== Exercise objective ==
Put the data from the line with "List every element" through the line with "chart-title: Австралия bbox=[541, 12, 659, 37]", both included, into a Markdown table with the columns Row and Data line. Number each row and leave out blank lines.

== Given records ==
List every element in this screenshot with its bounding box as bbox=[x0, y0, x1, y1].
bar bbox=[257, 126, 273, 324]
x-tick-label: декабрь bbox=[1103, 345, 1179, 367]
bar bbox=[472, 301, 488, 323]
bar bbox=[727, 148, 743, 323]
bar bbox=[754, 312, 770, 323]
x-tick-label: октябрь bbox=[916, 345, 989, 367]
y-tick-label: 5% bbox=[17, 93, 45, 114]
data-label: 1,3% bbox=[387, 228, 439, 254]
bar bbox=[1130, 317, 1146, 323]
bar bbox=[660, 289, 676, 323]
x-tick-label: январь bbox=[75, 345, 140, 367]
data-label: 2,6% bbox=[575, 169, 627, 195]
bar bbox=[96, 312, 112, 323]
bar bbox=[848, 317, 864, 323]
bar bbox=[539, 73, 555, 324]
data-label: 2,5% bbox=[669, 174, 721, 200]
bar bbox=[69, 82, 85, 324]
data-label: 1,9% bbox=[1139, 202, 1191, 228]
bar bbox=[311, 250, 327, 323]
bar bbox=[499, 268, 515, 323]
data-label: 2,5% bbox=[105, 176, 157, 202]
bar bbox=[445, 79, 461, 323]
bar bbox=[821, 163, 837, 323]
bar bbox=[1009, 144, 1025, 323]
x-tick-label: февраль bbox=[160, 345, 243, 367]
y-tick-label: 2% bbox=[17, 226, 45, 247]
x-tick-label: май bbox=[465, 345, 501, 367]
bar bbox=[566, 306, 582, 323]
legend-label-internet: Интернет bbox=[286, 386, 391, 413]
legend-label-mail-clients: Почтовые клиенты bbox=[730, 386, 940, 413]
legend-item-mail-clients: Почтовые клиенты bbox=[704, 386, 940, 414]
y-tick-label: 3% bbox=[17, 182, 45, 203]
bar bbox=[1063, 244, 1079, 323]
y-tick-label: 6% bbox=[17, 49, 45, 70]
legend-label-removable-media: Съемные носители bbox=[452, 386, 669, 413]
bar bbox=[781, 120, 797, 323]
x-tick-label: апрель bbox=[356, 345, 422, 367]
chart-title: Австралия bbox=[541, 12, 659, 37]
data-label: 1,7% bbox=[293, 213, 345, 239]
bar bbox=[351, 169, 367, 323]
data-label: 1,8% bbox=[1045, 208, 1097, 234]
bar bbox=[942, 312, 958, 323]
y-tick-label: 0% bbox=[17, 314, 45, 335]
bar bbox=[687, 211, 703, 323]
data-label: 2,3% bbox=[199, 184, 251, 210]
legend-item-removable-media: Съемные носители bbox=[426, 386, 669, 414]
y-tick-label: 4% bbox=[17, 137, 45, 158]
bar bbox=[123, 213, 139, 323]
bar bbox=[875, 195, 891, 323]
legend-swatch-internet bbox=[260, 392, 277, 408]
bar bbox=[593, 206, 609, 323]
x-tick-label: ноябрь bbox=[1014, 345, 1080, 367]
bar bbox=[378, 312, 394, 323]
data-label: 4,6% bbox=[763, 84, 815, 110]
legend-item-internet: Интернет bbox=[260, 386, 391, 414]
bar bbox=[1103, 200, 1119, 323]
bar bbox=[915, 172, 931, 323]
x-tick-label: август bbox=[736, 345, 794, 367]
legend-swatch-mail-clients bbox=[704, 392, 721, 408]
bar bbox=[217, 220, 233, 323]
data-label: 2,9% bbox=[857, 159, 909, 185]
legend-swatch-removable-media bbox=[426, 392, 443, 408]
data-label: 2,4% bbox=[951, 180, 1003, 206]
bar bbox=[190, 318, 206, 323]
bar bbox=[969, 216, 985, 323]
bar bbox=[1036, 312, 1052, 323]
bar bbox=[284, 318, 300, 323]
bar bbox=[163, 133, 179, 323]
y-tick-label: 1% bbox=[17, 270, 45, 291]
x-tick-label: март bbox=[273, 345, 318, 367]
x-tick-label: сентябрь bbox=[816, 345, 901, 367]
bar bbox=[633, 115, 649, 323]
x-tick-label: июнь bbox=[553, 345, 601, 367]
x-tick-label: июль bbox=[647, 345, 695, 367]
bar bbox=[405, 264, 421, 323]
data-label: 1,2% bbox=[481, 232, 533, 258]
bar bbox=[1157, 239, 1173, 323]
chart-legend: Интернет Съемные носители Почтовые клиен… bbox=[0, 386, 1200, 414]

--

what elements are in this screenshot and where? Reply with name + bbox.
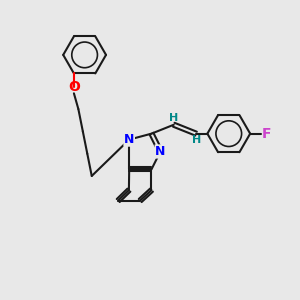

...

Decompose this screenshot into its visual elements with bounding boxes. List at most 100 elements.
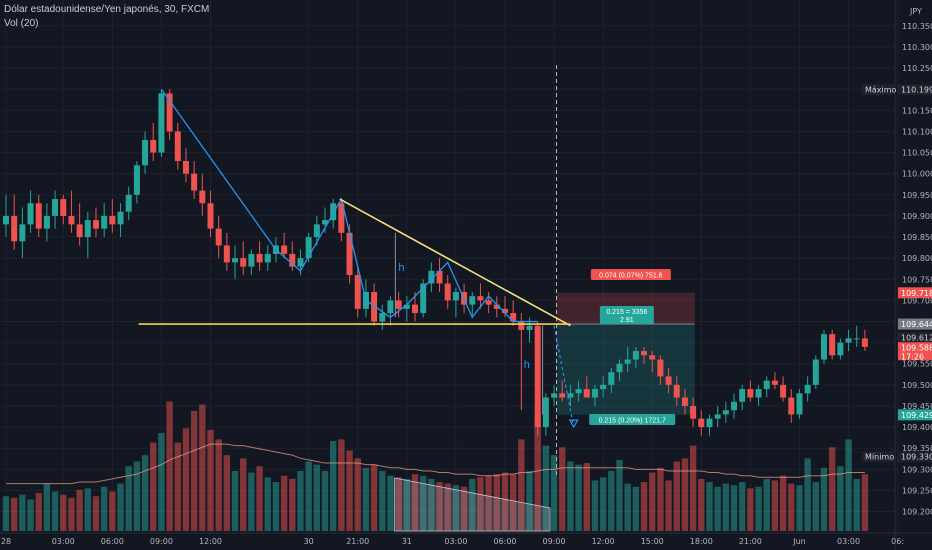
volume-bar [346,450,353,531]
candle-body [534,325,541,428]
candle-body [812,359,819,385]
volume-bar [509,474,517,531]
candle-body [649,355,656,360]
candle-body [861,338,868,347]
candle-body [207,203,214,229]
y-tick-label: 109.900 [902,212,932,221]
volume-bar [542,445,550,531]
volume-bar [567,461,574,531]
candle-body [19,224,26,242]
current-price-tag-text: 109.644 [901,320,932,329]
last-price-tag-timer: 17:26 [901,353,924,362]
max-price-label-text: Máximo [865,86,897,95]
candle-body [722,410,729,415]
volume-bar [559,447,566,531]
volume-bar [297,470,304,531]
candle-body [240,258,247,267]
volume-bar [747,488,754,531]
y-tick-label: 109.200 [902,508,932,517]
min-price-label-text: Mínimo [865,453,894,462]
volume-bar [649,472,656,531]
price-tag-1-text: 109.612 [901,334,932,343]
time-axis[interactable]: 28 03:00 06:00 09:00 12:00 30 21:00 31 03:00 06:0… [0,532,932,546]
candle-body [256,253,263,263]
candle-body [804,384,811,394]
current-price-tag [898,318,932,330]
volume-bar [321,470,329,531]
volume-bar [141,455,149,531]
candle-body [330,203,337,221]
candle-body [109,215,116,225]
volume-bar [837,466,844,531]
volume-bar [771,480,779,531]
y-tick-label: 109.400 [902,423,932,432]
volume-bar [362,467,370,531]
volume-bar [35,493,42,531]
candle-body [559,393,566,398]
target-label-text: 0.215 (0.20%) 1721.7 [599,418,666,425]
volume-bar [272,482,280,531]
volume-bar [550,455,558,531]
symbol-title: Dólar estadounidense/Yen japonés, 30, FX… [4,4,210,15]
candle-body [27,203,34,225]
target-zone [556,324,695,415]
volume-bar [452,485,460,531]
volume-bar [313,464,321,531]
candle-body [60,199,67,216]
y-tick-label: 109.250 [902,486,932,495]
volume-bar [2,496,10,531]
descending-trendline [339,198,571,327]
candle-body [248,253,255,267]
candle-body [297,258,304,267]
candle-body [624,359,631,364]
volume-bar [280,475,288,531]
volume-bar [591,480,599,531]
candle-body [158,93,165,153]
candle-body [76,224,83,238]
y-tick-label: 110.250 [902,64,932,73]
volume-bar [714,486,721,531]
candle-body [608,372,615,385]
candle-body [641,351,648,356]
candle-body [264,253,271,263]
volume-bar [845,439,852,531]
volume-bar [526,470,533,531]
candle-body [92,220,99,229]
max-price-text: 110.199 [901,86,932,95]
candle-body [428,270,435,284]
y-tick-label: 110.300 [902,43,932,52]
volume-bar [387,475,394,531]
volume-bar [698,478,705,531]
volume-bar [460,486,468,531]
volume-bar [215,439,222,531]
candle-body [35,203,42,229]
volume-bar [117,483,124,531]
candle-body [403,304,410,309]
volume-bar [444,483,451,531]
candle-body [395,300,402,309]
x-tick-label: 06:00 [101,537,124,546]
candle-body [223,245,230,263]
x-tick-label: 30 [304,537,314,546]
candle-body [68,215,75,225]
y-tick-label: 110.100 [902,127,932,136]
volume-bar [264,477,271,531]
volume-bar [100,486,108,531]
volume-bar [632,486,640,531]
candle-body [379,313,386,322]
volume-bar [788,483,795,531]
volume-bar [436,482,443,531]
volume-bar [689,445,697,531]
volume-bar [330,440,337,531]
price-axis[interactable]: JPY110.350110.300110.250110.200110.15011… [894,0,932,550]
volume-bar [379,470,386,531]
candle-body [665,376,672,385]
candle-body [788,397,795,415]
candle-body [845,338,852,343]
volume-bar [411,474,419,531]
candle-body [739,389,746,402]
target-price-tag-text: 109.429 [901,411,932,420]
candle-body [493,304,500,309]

== Written solution ==
| Row | Data line |
|---|---|
| 1 | List every element in this screenshot with its bounding box as bbox=[x0, y0, x1, y1]. |
| 2 | bar bbox=[257, 126, 273, 324] |
| 3 | x-tick-label: декабрь bbox=[1103, 345, 1179, 367] |
| 4 | bar bbox=[472, 301, 488, 323] |
| 5 | bar bbox=[727, 148, 743, 323] |
| 6 | bar bbox=[754, 312, 770, 323] |
| 7 | x-tick-label: октябрь bbox=[916, 345, 989, 367] |
| 8 | y-tick-label: 5% bbox=[17, 93, 45, 114] |
| 9 | data-label: 1,3% bbox=[387, 228, 439, 254] |
| 10 | bar bbox=[1130, 317, 1146, 323] |
| 11 | bar bbox=[660, 289, 676, 323] |
| 12 | x-tick-label: январь bbox=[75, 345, 140, 367] |
| 13 | data-label: 2,6% bbox=[575, 169, 627, 195] |
| 14 | bar bbox=[96, 312, 112, 323] |
| 15 | bar bbox=[848, 317, 864, 323] |
| 16 | bar bbox=[539, 73, 555, 324] |
| 17 | data-label: 2,5% bbox=[669, 174, 721, 200] |
| 18 | bar bbox=[69, 82, 85, 324] |
| 19 | data-label: 1,9% bbox=[1139, 202, 1191, 228] |
| 20 | bar bbox=[311, 250, 327, 323] |
| 21 | bar bbox=[499, 268, 515, 323] |
| 22 | data-label: 2,5% bbox=[105, 176, 157, 202] |
| 23 | bar bbox=[445, 79, 461, 323] |
| 24 | bar bbox=[821, 163, 837, 323] |
| 25 | bar bbox=[1009, 144, 1025, 323] |
| 26 | x-tick-label: февраль bbox=[160, 345, 243, 367] |
| 27 | y-tick-label: 2% bbox=[17, 226, 45, 247] |
| 28 | x-tick-label: май bbox=[465, 345, 501, 367] |
| 29 | bar bbox=[566, 306, 582, 323] |
| 30 | legend-label-internet: Интернет bbox=[286, 386, 391, 413] |
| 31 | legend-label-mail-clients: Почтовые клиенты bbox=[730, 386, 940, 413] |
| 32 | legend-item-mail-clients: Почтовые клиенты bbox=[704, 386, 940, 414] |
| 33 | y-tick-label: 3% bbox=[17, 182, 45, 203] |
| 34 | bar bbox=[1063, 244, 1079, 323] |
| 35 | y-tick-label: 6% bbox=[17, 49, 45, 70] |
| 36 | legend-label-removable-media: Съемные носители bbox=[452, 386, 669, 413] |
| 37 | bar bbox=[781, 120, 797, 323] |
| 38 | x-tick-label: апрель bbox=[356, 345, 422, 367] |
| 39 | chart-title: Австралия bbox=[541, 12, 659, 37] |